- Direction
Leave out the pictures and transcribe everything else exactly.
-------- Given data
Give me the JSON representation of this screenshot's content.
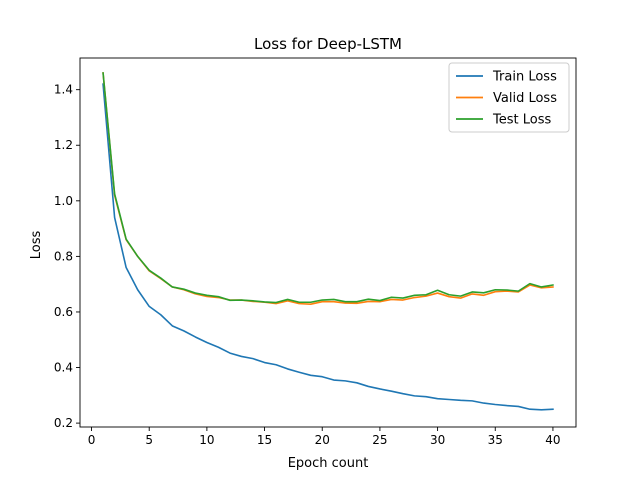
{
  "chart_data": {
    "type": "line",
    "title": "Loss for Deep-LSTM",
    "xlabel": "Epoch count",
    "ylabel": "Loss",
    "xlim": [
      -1,
      42
    ],
    "ylim": [
      0.186,
      1.514
    ],
    "xticks": [
      0,
      5,
      10,
      15,
      20,
      25,
      30,
      35,
      40
    ],
    "yticks": [
      0.2,
      0.4,
      0.6,
      0.8,
      1.0,
      1.2,
      1.4
    ],
    "ytick_labels": [
      "0.2",
      "0.4",
      "0.6",
      "0.8",
      "1.0",
      "1.2",
      "1.4"
    ],
    "grid": false,
    "legend_position": "top-right",
    "x": [
      1,
      2,
      3,
      4,
      5,
      6,
      7,
      8,
      9,
      10,
      11,
      12,
      13,
      14,
      15,
      16,
      17,
      18,
      19,
      20,
      21,
      22,
      23,
      24,
      25,
      26,
      27,
      28,
      29,
      30,
      31,
      32,
      33,
      34,
      35,
      36,
      37,
      38,
      39,
      40
    ],
    "series": [
      {
        "name": "Train Loss",
        "color": "#1f77b4",
        "values": [
          1.42,
          0.94,
          0.76,
          0.68,
          0.62,
          0.59,
          0.55,
          0.532,
          0.51,
          0.49,
          0.473,
          0.452,
          0.44,
          0.432,
          0.418,
          0.41,
          0.395,
          0.383,
          0.372,
          0.367,
          0.355,
          0.352,
          0.345,
          0.332,
          0.323,
          0.315,
          0.306,
          0.298,
          0.295,
          0.288,
          0.285,
          0.282,
          0.28,
          0.272,
          0.267,
          0.263,
          0.26,
          0.25,
          0.248,
          0.25
        ]
      },
      {
        "name": "Valid Loss",
        "color": "#ff7f0e",
        "values": [
          1.46,
          1.02,
          0.86,
          0.8,
          0.748,
          0.72,
          0.69,
          0.68,
          0.665,
          0.656,
          0.652,
          0.643,
          0.643,
          0.638,
          0.635,
          0.63,
          0.64,
          0.63,
          0.628,
          0.637,
          0.637,
          0.632,
          0.631,
          0.638,
          0.637,
          0.645,
          0.643,
          0.652,
          0.657,
          0.668,
          0.655,
          0.65,
          0.665,
          0.66,
          0.673,
          0.675,
          0.672,
          0.697,
          0.687,
          0.69
        ]
      },
      {
        "name": "Test Loss",
        "color": "#2ca02c",
        "values": [
          1.46,
          1.025,
          0.862,
          0.8,
          0.75,
          0.722,
          0.69,
          0.682,
          0.668,
          0.66,
          0.655,
          0.642,
          0.643,
          0.64,
          0.636,
          0.634,
          0.645,
          0.635,
          0.635,
          0.643,
          0.645,
          0.637,
          0.637,
          0.646,
          0.641,
          0.653,
          0.65,
          0.66,
          0.662,
          0.678,
          0.662,
          0.657,
          0.672,
          0.669,
          0.68,
          0.679,
          0.675,
          0.702,
          0.69,
          0.697
        ]
      }
    ]
  }
}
----------------
- Answer to the exercise
Give me the JSON representation of this screenshot's content.
{
  "chart_data": {
    "type": "line",
    "title": "Loss for Deep-LSTM",
    "xlabel": "Epoch count",
    "ylabel": "Loss",
    "xlim": [
      -1,
      42
    ],
    "ylim": [
      0.186,
      1.514
    ],
    "xticks": [
      0,
      5,
      10,
      15,
      20,
      25,
      30,
      35,
      40
    ],
    "yticks": [
      0.2,
      0.4,
      0.6,
      0.8,
      1.0,
      1.2,
      1.4
    ],
    "ytick_labels": [
      "0.2",
      "0.4",
      "0.6",
      "0.8",
      "1.0",
      "1.2",
      "1.4"
    ],
    "grid": false,
    "legend_position": "top-right",
    "x": [
      1,
      2,
      3,
      4,
      5,
      6,
      7,
      8,
      9,
      10,
      11,
      12,
      13,
      14,
      15,
      16,
      17,
      18,
      19,
      20,
      21,
      22,
      23,
      24,
      25,
      26,
      27,
      28,
      29,
      30,
      31,
      32,
      33,
      34,
      35,
      36,
      37,
      38,
      39,
      40
    ],
    "series": [
      {
        "name": "Train Loss",
        "color": "#1f77b4",
        "values": [
          1.42,
          0.94,
          0.76,
          0.68,
          0.62,
          0.59,
          0.55,
          0.532,
          0.51,
          0.49,
          0.473,
          0.452,
          0.44,
          0.432,
          0.418,
          0.41,
          0.395,
          0.383,
          0.372,
          0.367,
          0.355,
          0.352,
          0.345,
          0.332,
          0.323,
          0.315,
          0.306,
          0.298,
          0.295,
          0.288,
          0.285,
          0.282,
          0.28,
          0.272,
          0.267,
          0.263,
          0.26,
          0.25,
          0.248,
          0.25
        ]
      },
      {
        "name": "Valid Loss",
        "color": "#ff7f0e",
        "values": [
          1.46,
          1.02,
          0.86,
          0.8,
          0.748,
          0.72,
          0.69,
          0.68,
          0.665,
          0.656,
          0.652,
          0.643,
          0.643,
          0.638,
          0.635,
          0.63,
          0.64,
          0.63,
          0.628,
          0.637,
          0.637,
          0.632,
          0.631,
          0.638,
          0.637,
          0.645,
          0.643,
          0.652,
          0.657,
          0.668,
          0.655,
          0.65,
          0.665,
          0.66,
          0.673,
          0.675,
          0.672,
          0.697,
          0.687,
          0.69
        ]
      },
      {
        "name": "Test Loss",
        "color": "#2ca02c",
        "values": [
          1.46,
          1.025,
          0.862,
          0.8,
          0.75,
          0.722,
          0.69,
          0.682,
          0.668,
          0.66,
          0.655,
          0.642,
          0.643,
          0.64,
          0.636,
          0.634,
          0.645,
          0.635,
          0.635,
          0.643,
          0.645,
          0.637,
          0.637,
          0.646,
          0.641,
          0.653,
          0.65,
          0.66,
          0.662,
          0.678,
          0.662,
          0.657,
          0.672,
          0.669,
          0.68,
          0.679,
          0.675,
          0.702,
          0.69,
          0.697
        ]
      }
    ]
  }
}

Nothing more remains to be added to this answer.